Repeat all the material exactly; pictures stay out of your copy.

[BEGIN]

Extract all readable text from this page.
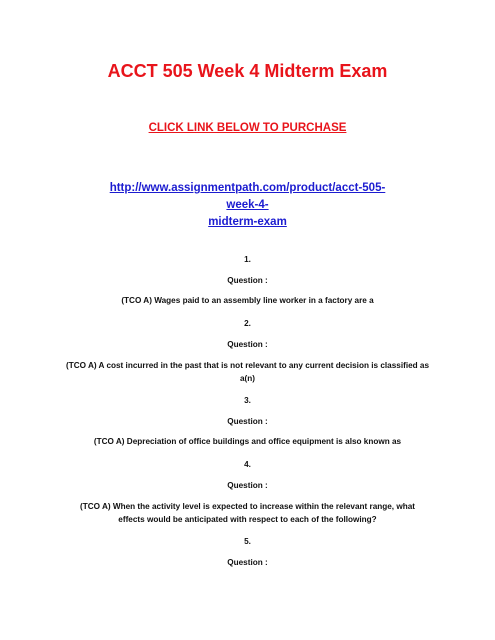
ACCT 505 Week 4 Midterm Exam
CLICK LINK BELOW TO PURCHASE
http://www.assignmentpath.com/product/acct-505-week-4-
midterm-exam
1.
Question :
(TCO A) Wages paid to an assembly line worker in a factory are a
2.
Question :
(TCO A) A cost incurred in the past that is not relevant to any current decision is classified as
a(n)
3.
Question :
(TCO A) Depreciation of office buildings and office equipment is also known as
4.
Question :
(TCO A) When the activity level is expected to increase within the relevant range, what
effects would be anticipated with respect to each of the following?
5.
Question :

[END]

■ ANSWER TO THE TASK:
Extract all readable text from this page.
ACCT 505 Week 4 Midterm Exam
CLICK LINK BELOW TO PURCHASE
http://www.assignmentpath.com/product/acct-505-week-4-
midterm-exam
1.
Question :
(TCO A) Wages paid to an assembly line worker in a factory are a
2.
Question :
(TCO A) A cost incurred in the past that is not relevant to any current decision is classified as
a(n)
3.
Question :
(TCO A) Depreciation of office buildings and office equipment is also known as
4.
Question :
(TCO A) When the activity level is expected to increase within the relevant range, what
effects would be anticipated with respect to each of the following?
5.
Question :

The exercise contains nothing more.